:: WRITTEN INSTRUCTION ::
Repeat each line word for word.

:: PROVIDED DATA ::

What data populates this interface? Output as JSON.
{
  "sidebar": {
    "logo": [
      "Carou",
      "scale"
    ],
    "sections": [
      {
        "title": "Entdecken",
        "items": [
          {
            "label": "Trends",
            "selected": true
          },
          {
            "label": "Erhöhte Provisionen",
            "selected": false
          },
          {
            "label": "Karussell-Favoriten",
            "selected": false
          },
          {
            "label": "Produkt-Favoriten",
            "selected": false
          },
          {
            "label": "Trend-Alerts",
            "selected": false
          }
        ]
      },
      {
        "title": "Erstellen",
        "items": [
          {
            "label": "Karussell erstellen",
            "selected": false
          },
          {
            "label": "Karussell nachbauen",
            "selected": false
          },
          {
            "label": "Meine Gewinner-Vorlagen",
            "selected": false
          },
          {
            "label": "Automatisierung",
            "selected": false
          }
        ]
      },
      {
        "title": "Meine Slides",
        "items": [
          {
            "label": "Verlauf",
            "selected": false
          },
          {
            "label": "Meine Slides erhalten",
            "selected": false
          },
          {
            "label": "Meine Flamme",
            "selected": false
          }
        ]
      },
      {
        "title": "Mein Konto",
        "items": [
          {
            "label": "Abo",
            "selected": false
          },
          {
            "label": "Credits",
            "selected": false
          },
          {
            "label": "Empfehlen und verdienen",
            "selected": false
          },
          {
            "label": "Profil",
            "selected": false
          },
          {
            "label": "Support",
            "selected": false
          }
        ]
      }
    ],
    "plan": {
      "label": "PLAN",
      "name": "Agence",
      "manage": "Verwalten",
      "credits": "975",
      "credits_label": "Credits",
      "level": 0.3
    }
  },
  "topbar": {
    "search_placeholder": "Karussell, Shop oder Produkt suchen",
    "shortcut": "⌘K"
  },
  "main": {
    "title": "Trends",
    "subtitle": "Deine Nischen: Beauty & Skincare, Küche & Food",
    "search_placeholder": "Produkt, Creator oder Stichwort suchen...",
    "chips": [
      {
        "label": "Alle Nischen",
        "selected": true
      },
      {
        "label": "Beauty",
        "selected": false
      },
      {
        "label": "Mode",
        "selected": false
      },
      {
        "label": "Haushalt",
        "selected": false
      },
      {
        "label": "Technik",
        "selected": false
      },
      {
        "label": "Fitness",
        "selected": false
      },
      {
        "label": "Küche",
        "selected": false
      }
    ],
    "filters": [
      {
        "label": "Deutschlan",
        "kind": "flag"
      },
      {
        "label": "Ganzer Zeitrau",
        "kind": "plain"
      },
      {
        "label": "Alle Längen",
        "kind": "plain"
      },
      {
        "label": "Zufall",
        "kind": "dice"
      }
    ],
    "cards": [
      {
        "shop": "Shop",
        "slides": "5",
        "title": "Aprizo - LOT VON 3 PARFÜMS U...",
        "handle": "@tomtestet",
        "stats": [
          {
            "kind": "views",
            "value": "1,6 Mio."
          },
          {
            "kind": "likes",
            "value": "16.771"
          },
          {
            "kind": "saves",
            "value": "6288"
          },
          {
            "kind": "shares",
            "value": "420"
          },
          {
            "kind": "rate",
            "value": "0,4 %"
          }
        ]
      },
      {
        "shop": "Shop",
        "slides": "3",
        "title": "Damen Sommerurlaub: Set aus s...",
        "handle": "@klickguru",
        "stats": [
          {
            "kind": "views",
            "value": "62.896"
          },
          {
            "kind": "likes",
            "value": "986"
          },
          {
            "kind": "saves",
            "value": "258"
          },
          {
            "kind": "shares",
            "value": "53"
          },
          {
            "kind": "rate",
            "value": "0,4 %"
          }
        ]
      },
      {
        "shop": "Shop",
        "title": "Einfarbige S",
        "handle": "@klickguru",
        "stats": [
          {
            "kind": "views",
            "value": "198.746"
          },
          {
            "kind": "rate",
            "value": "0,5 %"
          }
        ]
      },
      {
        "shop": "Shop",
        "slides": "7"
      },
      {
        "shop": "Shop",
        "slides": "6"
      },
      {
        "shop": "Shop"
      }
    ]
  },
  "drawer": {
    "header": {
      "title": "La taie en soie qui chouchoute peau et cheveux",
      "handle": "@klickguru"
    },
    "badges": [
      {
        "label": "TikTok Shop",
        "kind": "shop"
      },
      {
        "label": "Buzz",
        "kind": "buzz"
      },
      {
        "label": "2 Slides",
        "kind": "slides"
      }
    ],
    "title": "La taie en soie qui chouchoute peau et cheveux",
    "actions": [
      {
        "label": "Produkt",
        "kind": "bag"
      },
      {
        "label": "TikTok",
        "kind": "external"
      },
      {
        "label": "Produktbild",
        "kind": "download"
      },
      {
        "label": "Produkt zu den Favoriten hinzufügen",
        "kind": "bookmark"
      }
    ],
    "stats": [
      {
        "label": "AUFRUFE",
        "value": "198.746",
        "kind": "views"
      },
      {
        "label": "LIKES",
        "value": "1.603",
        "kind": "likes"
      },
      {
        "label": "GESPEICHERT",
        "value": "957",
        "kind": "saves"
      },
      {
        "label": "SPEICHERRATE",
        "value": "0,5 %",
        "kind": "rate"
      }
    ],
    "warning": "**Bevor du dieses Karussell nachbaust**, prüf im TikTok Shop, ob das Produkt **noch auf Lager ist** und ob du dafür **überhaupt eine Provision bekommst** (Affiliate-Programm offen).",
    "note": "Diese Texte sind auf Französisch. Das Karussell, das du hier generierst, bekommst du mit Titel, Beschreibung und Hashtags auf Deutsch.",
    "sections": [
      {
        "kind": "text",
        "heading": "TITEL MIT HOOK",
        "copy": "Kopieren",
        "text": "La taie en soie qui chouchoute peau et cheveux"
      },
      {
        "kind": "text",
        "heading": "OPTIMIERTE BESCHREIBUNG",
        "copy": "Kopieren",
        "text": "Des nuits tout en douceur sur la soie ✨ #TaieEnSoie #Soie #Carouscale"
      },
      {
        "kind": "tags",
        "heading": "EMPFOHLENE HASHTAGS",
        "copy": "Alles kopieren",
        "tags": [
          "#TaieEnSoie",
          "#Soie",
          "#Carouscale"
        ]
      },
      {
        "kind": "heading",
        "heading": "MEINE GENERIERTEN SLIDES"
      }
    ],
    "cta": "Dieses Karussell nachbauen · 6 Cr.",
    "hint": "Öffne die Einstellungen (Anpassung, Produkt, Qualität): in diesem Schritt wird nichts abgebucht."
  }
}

:: ANSWER IN FULL ::
What data populates this interface? Output as JSON.
{
  "sidebar": {
    "logo": [
      "Carou",
      "scale"
    ],
    "sections": [
      {
        "title": "Entdecken",
        "items": [
          {
            "label": "Trends",
            "selected": true
          },
          {
            "label": "Erhöhte Provisionen",
            "selected": false
          },
          {
            "label": "Karussell-Favoriten",
            "selected": false
          },
          {
            "label": "Produkt-Favoriten",
            "selected": false
          },
          {
            "label": "Trend-Alerts",
            "selected": false
          }
        ]
      },
      {
        "title": "Erstellen",
        "items": [
          {
            "label": "Karussell erstellen",
            "selected": false
          },
          {
            "label": "Karussell nachbauen",
            "selected": false
          },
          {
            "label": "Meine Gewinner-Vorlagen",
            "selected": false
          },
          {
            "label": "Automatisierung",
            "selected": false
          }
        ]
      },
      {
        "title": "Meine Slides",
        "items": [
          {
            "label": "Verlauf",
            "selected": false
          },
          {
            "label": "Meine Slides erhalten",
            "selected": false
          },
          {
            "label": "Meine Flamme",
            "selected": false
          }
        ]
      },
      {
        "title": "Mein Konto",
        "items": [
          {
            "label": "Abo",
            "selected": false
          },
          {
            "label": "Credits",
            "selected": false
          },
          {
            "label": "Empfehlen und verdienen",
            "selected": false
          },
          {
            "label": "Profil",
            "selected": false
          },
          {
            "label": "Support",
            "selected": false
          }
        ]
      }
    ],
    "plan": {
      "label": "PLAN",
      "name": "Agence",
      "manage": "Verwalten",
      "credits": "975",
      "credits_label": "Credits",
      "level": 0.3
    }
  },
  "topbar": {
    "search_placeholder": "Karussell, Shop oder Produkt suchen",
    "shortcut": "⌘K"
  },
  "main": {
    "title": "Trends",
    "subtitle": "Deine Nischen: Beauty & Skincare, Küche & Food",
    "search_placeholder": "Produkt, Creator oder Stichwort suchen...",
    "chips": [
      {
        "label": "Alle Nischen",
        "selected": true
      },
      {
        "label": "Beauty",
        "selected": false
      },
      {
        "label": "Mode",
        "selected": false
      },
      {
        "label": "Haushalt",
        "selected": false
      },
      {
        "label": "Technik",
        "selected": false
      },
      {
        "label": "Fitness",
        "selected": false
      },
      {
        "label": "Küche",
        "selected": false
      }
    ],
    "filters": [
      {
        "label": "Deutschlan",
        "kind": "flag"
      },
      {
        "label": "Ganzer Zeitrau",
        "kind": "plain"
      },
      {
        "label": "Alle Längen",
        "kind": "plain"
      },
      {
        "label": "Zufall",
        "kind": "dice"
      }
    ],
    "cards": [
      {
        "shop": "Shop",
        "slides": "5",
        "title": "Aprizo - LOT VON 3 PARFÜMS U...",
        "handle": "@tomtestet",
        "stats": [
          {
            "kind": "views",
            "value": "1,6 Mio."
          },
          {
            "kind": "likes",
            "value": "16.771"
          },
          {
            "kind": "saves",
            "value": "6288"
          },
          {
            "kind": "shares",
            "value": "420"
          },
          {
            "kind": "rate",
            "value": "0,4 %"
          }
        ]
      },
      {
        "shop": "Shop",
        "slides": "3",
        "title": "Damen Sommerurlaub: Set aus s...",
        "handle": "@klickguru",
        "stats": [
          {
            "kind": "views",
            "value": "62.896"
          },
          {
            "kind": "likes",
            "value": "986"
          },
          {
            "kind": "saves",
            "value": "258"
          },
          {
            "kind": "shares",
            "value": "53"
          },
          {
            "kind": "rate",
            "value": "0,4 %"
          }
        ]
      },
      {
        "shop": "Shop",
        "title": "Einfarbige S",
        "handle": "@klickguru",
        "stats": [
          {
            "kind": "views",
            "value": "198.746"
          },
          {
            "kind": "rate",
            "value": "0,5 %"
          }
        ]
      },
      {
        "shop": "Shop",
        "slides": "7"
      },
      {
        "shop": "Shop",
        "slides": "6"
      },
      {
        "shop": "Shop"
      }
    ]
  },
  "drawer": {
    "header": {
      "title": "La taie en soie qui chouchoute peau et cheveux",
      "handle": "@klickguru"
    },
    "badges": [
      {
        "label": "TikTok Shop",
        "kind": "shop"
      },
      {
        "label": "Buzz",
        "kind": "buzz"
      },
      {
        "label": "2 Slides",
        "kind": "slides"
      }
    ],
    "title": "La taie en soie qui chouchoute peau et cheveux",
    "actions": [
      {
        "label": "Produkt",
        "kind": "bag"
      },
      {
        "label": "TikTok",
        "kind": "external"
      },
      {
        "label": "Produktbild",
        "kind": "download"
      },
      {
        "label": "Produkt zu den Favoriten hinzufügen",
        "kind": "bookmark"
      }
    ],
    "stats": [
      {
        "label": "AUFRUFE",
        "value": "198.746",
        "kind": "views"
      },
      {
        "label": "LIKES",
        "value": "1.603",
        "kind": "likes"
      },
      {
        "label": "GESPEICHERT",
        "value": "957",
        "kind": "saves"
      },
      {
        "label": "SPEICHERRATE",
        "value": "0,5 %",
        "kind": "rate"
      }
    ],
    "warning": "**Bevor du dieses Karussell nachbaust**, prüf im TikTok Shop, ob das Produkt **noch auf Lager ist** und ob du dafür **überhaupt eine Provision bekommst** (Affiliate-Programm offen).",
    "note": "Diese Texte sind auf Französisch. Das Karussell, das du hier generierst, bekommst du mit Titel, Beschreibung und Hashtags auf Deutsch.",
    "sections": [
      {
        "kind": "text",
        "heading": "TITEL MIT HOOK",
        "copy": "Kopieren",
        "text": "La taie en soie qui chouchoute peau et cheveux"
      },
      {
        "kind": "text",
        "heading": "OPTIMIERTE BESCHREIBUNG",
        "copy": "Kopieren",
        "text": "Des nuits tout en douceur sur la soie ✨ #TaieEnSoie #Soie #Carouscale"
      },
      {
        "kind": "tags",
        "heading": "EMPFOHLENE HASHTAGS",
        "copy": "Alles kopieren",
        "tags": [
          "#TaieEnSoie",
          "#Soie",
          "#Carouscale"
        ]
      },
      {
        "kind": "heading",
        "heading": "MEINE GENERIERTEN SLIDES"
      }
    ],
    "cta": "Dieses Karussell nachbauen · 6 Cr.",
    "hint": "Öffne die Einstellungen (Anpassung, Produkt, Qualität): in diesem Schritt wird nichts abgebucht."
  }
}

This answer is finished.